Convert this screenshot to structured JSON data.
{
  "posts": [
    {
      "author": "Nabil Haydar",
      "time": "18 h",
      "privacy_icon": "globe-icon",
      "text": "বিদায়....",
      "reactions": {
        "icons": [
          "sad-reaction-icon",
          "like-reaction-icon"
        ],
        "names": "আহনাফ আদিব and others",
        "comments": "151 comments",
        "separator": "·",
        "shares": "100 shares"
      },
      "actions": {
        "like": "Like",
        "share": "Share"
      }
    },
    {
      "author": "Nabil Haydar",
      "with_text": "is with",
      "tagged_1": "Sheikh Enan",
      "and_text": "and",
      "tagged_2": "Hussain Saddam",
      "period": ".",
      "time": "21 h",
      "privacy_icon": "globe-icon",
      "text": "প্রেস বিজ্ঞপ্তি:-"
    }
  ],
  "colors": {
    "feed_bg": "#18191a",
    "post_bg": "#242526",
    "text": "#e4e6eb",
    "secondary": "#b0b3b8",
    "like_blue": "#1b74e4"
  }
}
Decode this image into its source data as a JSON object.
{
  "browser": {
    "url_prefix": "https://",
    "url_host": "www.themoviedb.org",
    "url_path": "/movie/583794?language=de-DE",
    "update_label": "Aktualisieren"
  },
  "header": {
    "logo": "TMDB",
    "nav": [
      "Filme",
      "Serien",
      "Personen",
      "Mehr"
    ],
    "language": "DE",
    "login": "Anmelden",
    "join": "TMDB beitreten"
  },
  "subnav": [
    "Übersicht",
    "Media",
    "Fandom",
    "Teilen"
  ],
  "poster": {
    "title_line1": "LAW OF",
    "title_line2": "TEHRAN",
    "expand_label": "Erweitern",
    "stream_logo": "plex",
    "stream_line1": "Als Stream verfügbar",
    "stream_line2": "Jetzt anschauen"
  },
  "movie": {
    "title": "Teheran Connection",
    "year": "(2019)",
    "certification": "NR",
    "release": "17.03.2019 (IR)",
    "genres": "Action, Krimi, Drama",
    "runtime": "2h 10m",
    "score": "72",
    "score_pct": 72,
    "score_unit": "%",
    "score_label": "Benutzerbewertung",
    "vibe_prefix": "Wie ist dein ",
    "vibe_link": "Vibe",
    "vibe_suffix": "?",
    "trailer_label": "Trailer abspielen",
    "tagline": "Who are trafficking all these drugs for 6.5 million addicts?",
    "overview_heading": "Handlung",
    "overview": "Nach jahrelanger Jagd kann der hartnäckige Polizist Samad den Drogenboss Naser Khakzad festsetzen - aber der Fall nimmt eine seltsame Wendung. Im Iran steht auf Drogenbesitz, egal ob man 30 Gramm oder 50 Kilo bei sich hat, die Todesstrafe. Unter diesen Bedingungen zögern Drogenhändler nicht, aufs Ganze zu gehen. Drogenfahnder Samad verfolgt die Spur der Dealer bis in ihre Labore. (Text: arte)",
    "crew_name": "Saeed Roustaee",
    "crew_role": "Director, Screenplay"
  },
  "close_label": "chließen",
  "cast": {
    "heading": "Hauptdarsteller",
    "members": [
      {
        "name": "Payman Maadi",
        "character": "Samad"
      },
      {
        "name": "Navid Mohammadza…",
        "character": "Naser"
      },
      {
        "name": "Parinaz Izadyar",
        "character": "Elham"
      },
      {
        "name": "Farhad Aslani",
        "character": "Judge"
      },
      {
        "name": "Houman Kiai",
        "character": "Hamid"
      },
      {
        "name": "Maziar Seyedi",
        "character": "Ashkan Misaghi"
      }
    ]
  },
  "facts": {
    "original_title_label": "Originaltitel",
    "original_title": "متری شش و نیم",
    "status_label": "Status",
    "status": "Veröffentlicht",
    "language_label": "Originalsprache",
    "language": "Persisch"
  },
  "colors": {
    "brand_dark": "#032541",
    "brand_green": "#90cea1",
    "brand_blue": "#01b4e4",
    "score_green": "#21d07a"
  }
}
————
§ **What needs to be done**: Return each line of the records above exactly as it reads.

§ **Task output**:
Convert this screenshot to structured JSON data.
{
  "posts": [
    {
      "author": "Nabil Haydar",
      "time": "18 h",
      "privacy_icon": "globe-icon",
      "text": "বিদায়....",
      "reactions": {
        "icons": [
          "sad-reaction-icon",
          "like-reaction-icon"
        ],
        "names": "আহনাফ আদিব and others",
        "comments": "151 comments",
        "separator": "·",
        "shares": "100 shares"
      },
      "actions": {
        "like": "Like",
        "share": "Share"
      }
    },
    {
      "author": "Nabil Haydar",
      "with_text": "is with",
      "tagged_1": "Sheikh Enan",
      "and_text": "and",
      "tagged_2": "Hussain Saddam",
      "period": ".",
      "time": "21 h",
      "privacy_icon": "globe-icon",
      "text": "প্রেস বিজ্ঞপ্তি:-"
    }
  ],
  "colors": {
    "feed_bg": "#18191a",
    "post_bg": "#242526",
    "text": "#e4e6eb",
    "secondary": "#b0b3b8",
    "like_blue": "#1b74e4"
  }
}
Decode this image into its source data as a JSON object.
{
  "browser": {
    "url_prefix": "https://",
    "url_host": "www.themoviedb.org",
    "url_path": "/movie/583794?language=de-DE",
    "update_label": "Aktualisieren"
  },
  "header": {
    "logo": "TMDB",
    "nav": [
      "Filme",
      "Serien",
      "Personen",
      "Mehr"
    ],
    "language": "DE",
    "login": "Anmelden",
    "join": "TMDB beitreten"
  },
  "subnav": [
    "Übersicht",
    "Media",
    "Fandom",
    "Teilen"
  ],
  "poster": {
    "title_line1": "LAW OF",
    "title_line2": "TEHRAN",
    "expand_label": "Erweitern",
    "stream_logo": "plex",
    "stream_line1": "Als Stream verfügbar",
    "stream_line2": "Jetzt anschauen"
  },
  "movie": {
    "title": "Teheran Connection",
    "year": "(2019)",
    "certification": "NR",
    "release": "17.03.2019 (IR)",
    "genres": "Action, Krimi, Drama",
    "runtime": "2h 10m",
    "score": "72",
    "score_pct": 72,
    "score_unit": "%",
    "score_label": "Benutzerbewertung",
    "vibe_prefix": "Wie ist dein ",
    "vibe_link": "Vibe",
    "vibe_suffix": "?",
    "trailer_label": "Trailer abspielen",
    "tagline": "Who are trafficking all these drugs for 6.5 million addicts?",
    "overview_heading": "Handlung",
    "overview": "Nach jahrelanger Jagd kann der hartnäckige Polizist Samad den Drogenboss Naser Khakzad festsetzen - aber der Fall nimmt eine seltsame Wendung. Im Iran steht auf Drogenbesitz, egal ob man 30 Gramm oder 50 Kilo bei sich hat, die Todesstrafe. Unter diesen Bedingungen zögern Drogenhändler nicht, aufs Ganze zu gehen. Drogenfahnder Samad verfolgt die Spur der Dealer bis in ihre Labore. (Text: arte)",
    "crew_name": "Saeed Roustaee",
    "crew_role": "Director, Screenplay"
  },
  "close_label": "chließen",
  "cast": {
    "heading": "Hauptdarsteller",
    "members": [
      {
        "name": "Payman Maadi",
        "character": "Samad"
      },
      {
        "name": "Navid Mohammadza…",
        "character": "Naser"
      },
      {
        "name": "Parinaz Izadyar",
        "character": "Elham"
      },
      {
        "name": "Farhad Aslani",
        "character": "Judge"
      },
      {
        "name": "Houman Kiai",
        "character": "Hamid"
      },
      {
        "name": "Maziar Seyedi",
        "character": "Ashkan Misaghi"
      }
    ]
  },
  "facts": {
    "original_title_label": "Originaltitel",
    "original_title": "متری شش و نیم",
    "status_label": "Status",
    "status": "Veröffentlicht",
    "language_label": "Originalsprache",
    "language": "Persisch"
  },
  "colors": {
    "brand_dark": "#032541",
    "brand_green": "#90cea1",
    "brand_blue": "#01b4e4",
    "score_green": "#21d07a"
  }
}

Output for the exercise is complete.